■ **Source records**
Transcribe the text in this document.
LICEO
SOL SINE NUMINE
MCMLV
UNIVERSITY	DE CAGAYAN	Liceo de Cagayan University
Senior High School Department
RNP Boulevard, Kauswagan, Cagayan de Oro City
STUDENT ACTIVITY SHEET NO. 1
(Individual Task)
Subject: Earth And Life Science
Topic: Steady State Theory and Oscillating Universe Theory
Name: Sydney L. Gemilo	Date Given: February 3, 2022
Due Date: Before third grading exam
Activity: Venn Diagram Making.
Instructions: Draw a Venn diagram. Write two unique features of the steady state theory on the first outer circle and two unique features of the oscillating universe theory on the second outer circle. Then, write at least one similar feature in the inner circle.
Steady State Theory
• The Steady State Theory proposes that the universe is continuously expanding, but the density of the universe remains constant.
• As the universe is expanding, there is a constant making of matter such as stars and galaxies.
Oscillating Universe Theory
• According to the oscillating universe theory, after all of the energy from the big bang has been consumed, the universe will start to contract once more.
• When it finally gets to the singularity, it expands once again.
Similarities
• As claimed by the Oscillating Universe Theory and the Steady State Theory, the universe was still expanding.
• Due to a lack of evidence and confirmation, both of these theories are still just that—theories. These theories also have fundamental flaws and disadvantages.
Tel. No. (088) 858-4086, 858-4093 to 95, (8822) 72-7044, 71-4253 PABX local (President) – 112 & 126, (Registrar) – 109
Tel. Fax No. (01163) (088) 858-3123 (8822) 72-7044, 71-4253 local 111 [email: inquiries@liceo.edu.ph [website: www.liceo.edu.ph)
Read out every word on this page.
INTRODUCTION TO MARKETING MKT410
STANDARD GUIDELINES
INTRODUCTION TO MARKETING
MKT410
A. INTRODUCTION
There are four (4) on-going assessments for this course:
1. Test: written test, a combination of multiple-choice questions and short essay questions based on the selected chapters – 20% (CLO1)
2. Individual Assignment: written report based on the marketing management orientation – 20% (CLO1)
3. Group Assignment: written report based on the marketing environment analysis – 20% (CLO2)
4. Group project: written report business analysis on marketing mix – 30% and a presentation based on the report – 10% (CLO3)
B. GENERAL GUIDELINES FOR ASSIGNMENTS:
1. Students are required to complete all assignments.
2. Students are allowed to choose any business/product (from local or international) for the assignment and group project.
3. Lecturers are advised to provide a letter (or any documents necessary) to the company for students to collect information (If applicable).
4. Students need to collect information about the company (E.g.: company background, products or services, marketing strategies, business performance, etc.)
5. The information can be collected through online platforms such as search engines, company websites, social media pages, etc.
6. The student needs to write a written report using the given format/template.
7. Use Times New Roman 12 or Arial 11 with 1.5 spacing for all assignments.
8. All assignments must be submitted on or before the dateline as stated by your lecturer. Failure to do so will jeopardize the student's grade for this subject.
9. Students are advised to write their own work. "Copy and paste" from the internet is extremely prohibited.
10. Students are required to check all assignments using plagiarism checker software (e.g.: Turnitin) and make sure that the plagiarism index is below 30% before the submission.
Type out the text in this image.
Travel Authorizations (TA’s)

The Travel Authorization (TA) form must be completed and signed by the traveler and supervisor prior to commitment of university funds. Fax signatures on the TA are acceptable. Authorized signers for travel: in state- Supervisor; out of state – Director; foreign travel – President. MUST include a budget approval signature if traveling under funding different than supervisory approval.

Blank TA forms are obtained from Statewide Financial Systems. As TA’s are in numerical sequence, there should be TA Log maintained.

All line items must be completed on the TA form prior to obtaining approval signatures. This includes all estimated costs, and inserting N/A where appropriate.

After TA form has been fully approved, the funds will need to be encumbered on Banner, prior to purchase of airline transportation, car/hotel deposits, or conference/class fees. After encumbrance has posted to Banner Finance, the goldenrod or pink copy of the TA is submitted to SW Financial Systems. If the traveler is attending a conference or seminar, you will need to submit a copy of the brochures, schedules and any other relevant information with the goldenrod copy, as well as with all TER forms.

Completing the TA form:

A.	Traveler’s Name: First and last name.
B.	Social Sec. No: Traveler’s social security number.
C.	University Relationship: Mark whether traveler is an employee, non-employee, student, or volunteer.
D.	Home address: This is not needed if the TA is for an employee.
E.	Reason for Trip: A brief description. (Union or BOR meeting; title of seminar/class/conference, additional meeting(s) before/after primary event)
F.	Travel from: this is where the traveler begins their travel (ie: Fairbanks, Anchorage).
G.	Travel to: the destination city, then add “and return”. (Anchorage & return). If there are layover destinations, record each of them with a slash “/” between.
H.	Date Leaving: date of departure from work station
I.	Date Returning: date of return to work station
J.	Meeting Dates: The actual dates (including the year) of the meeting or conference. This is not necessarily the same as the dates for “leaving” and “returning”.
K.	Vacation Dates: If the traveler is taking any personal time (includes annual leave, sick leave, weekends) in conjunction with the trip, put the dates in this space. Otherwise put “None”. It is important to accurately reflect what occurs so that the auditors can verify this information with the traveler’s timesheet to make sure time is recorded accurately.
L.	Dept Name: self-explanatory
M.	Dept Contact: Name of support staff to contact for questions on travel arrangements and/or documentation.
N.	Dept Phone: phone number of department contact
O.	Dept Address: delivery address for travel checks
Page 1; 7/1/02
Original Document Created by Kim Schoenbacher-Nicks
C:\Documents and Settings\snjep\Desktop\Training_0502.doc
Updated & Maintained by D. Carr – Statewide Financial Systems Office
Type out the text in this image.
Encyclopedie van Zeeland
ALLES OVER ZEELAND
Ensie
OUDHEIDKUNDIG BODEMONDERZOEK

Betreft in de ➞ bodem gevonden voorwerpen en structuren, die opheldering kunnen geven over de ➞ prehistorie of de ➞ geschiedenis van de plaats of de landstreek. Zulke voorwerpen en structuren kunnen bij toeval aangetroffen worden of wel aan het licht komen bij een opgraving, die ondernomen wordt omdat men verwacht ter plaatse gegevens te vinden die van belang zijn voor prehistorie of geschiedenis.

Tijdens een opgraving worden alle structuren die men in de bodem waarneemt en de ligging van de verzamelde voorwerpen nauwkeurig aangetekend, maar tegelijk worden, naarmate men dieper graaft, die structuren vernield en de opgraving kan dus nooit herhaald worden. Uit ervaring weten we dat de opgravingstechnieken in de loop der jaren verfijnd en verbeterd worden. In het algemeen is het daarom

■ **Written problem**
Using the data above, output each line exactly.

■ **Reply**
Transcribe the text in this document.
LICEO
SOL SINE NUMINE
MCMLV
UNIVERSITY	DE CAGAYAN	Liceo de Cagayan University
Senior High School Department
RNP Boulevard, Kauswagan, Cagayan de Oro City
STUDENT ACTIVITY SHEET NO. 1
(Individual Task)
Subject: Earth And Life Science
Topic: Steady State Theory and Oscillating Universe Theory
Name: Sydney L. Gemilo	Date Given: February 3, 2022
Due Date: Before third grading exam
Activity: Venn Diagram Making.
Instructions: Draw a Venn diagram. Write two unique features of the steady state theory on the first outer circle and two unique features of the oscillating universe theory on the second outer circle. Then, write at least one similar feature in the inner circle.
Steady State Theory
• The Steady State Theory proposes that the universe is continuously expanding, but the density of the universe remains constant.
• As the universe is expanding, there is a constant making of matter such as stars and galaxies.
Oscillating Universe Theory
• According to the oscillating universe theory, after all of the energy from the big bang has been consumed, the universe will start to contract once more.
• When it finally gets to the singularity, it expands once again.
Similarities
• As claimed by the Oscillating Universe Theory and the Steady State Theory, the universe was still expanding.
• Due to a lack of evidence and confirmation, both of these theories are still just that—theories. These theories also have fundamental flaws and disadvantages.
Tel. No. (088) 858-4086, 858-4093 to 95, (8822) 72-7044, 71-4253 PABX local (President) – 112 & 126, (Registrar) – 109
Tel. Fax No. (01163) (088) 858-3123 (8822) 72-7044, 71-4253 local 111 [email: inquiries@liceo.edu.ph [website: www.liceo.edu.ph)
Read out every word on this page.
INTRODUCTION TO MARKETING MKT410
STANDARD GUIDELINES
INTRODUCTION TO MARKETING
MKT410
A. INTRODUCTION
There are four (4) on-going assessments for this course:
1. Test: written test, a combination of multiple-choice questions and short essay questions based on the selected chapters – 20% (CLO1)
2. Individual Assignment: written report based on the marketing management orientation – 20% (CLO1)
3. Group Assignment: written report based on the marketing environment analysis – 20% (CLO2)
4. Group project: written report business analysis on marketing mix – 30% and a presentation based on the report – 10% (CLO3)
B. GENERAL GUIDELINES FOR ASSIGNMENTS:
1. Students are required to complete all assignments.
2. Students are allowed to choose any business/product (from local or international) for the assignment and group project.
3. Lecturers are advised to provide a letter (or any documents necessary) to the company for students to collect information (If applicable).
4. Students need to collect information about the company (E.g.: company background, products or services, marketing strategies, business performance, etc.)
5. The information can be collected through online platforms such as search engines, company websites, social media pages, etc.
6. The student needs to write a written report using the given format/template.
7. Use Times New Roman 12 or Arial 11 with 1.5 spacing for all assignments.
8. All assignments must be submitted on or before the dateline as stated by your lecturer. Failure to do so will jeopardize the student's grade for this subject.
9. Students are advised to write their own work. "Copy and paste" from the internet is extremely prohibited.
10. Students are required to check all assignments using plagiarism checker software (e.g.: Turnitin) and make sure that the plagiarism index is below 30% before the submission.
Type out the text in this image.
Travel Authorizations (TA’s)

The Travel Authorization (TA) form must be completed and signed by the traveler and supervisor prior to commitment of university funds. Fax signatures on the TA are acceptable. Authorized signers for travel: in state- Supervisor; out of state – Director; foreign travel – President. MUST include a budget approval signature if traveling under funding different than supervisory approval.

Blank TA forms are obtained from Statewide Financial Systems. As TA’s are in numerical sequence, there should be TA Log maintained.

All line items must be completed on the TA form prior to obtaining approval signatures. This includes all estimated costs, and inserting N/A where appropriate.

After TA form has been fully approved, the funds will need to be encumbered on Banner, prior to purchase of airline transportation, car/hotel deposits, or conference/class fees. After encumbrance has posted to Banner Finance, the goldenrod or pink copy of the TA is submitted to SW Financial Systems. If the traveler is attending a conference or seminar, you will need to submit a copy of the brochures, schedules and any other relevant information with the goldenrod copy, as well as with all TER forms.

Completing the TA form:

A.	Traveler’s Name: First and last name.
B.	Social Sec. No: Traveler’s social security number.
C.	University Relationship: Mark whether traveler is an employee, non-employee, student, or volunteer.
D.	Home address: This is not needed if the TA is for an employee.
E.	Reason for Trip: A brief description. (Union or BOR meeting; title of seminar/class/conference, additional meeting(s) before/after primary event)
F.	Travel from: this is where the traveler begins their travel (ie: Fairbanks, Anchorage).
G.	Travel to: the destination city, then add “and return”. (Anchorage & return). If there are layover destinations, record each of them with a slash “/” between.
H.	Date Leaving: date of departure from work station
I.	Date Returning: date of return to work station
J.	Meeting Dates: The actual dates (including the year) of the meeting or conference. This is not necessarily the same as the dates for “leaving” and “returning”.
K.	Vacation Dates: If the traveler is taking any personal time (includes annual leave, sick leave, weekends) in conjunction with the trip, put the dates in this space. Otherwise put “None”. It is important to accurately reflect what occurs so that the auditors can verify this information with the traveler’s timesheet to make sure time is recorded accurately.
L.	Dept Name: self-explanatory
M.	Dept Contact: Name of support staff to contact for questions on travel arrangements and/or documentation.
N.	Dept Phone: phone number of department contact
O.	Dept Address: delivery address for travel checks
Page 1; 7/1/02
Original Document Created by Kim Schoenbacher-Nicks
C:\Documents and Settings\snjep\Desktop\Training_0502.doc
Updated & Maintained by D. Carr – Statewide Financial Systems Office
Type out the text in this image.
Encyclopedie van Zeeland
ALLES OVER ZEELAND
Ensie
OUDHEIDKUNDIG BODEMONDERZOEK

Betreft in de ➞ bodem gevonden voorwerpen en structuren, die opheldering kunnen geven over de ➞ prehistorie of de ➞ geschiedenis van de plaats of de landstreek. Zulke voorwerpen en structuren kunnen bij toeval aangetroffen worden of wel aan het licht komen bij een opgraving, die ondernomen wordt omdat men verwacht ter plaatse gegevens te vinden die van belang zijn voor prehistorie of geschiedenis.

Tijdens een opgraving worden alle structuren die men in de bodem waarneemt en de ligging van de verzamelde voorwerpen nauwkeurig aangetekend, maar tegelijk worden, naarmate men dieper graaft, die structuren vernield en de opgraving kan dus nooit herhaald worden. Uit ervaring weten we dat de opgravingstechnieken in de loop der jaren verfijnd en verbeterd worden. In het algemeen is het daarom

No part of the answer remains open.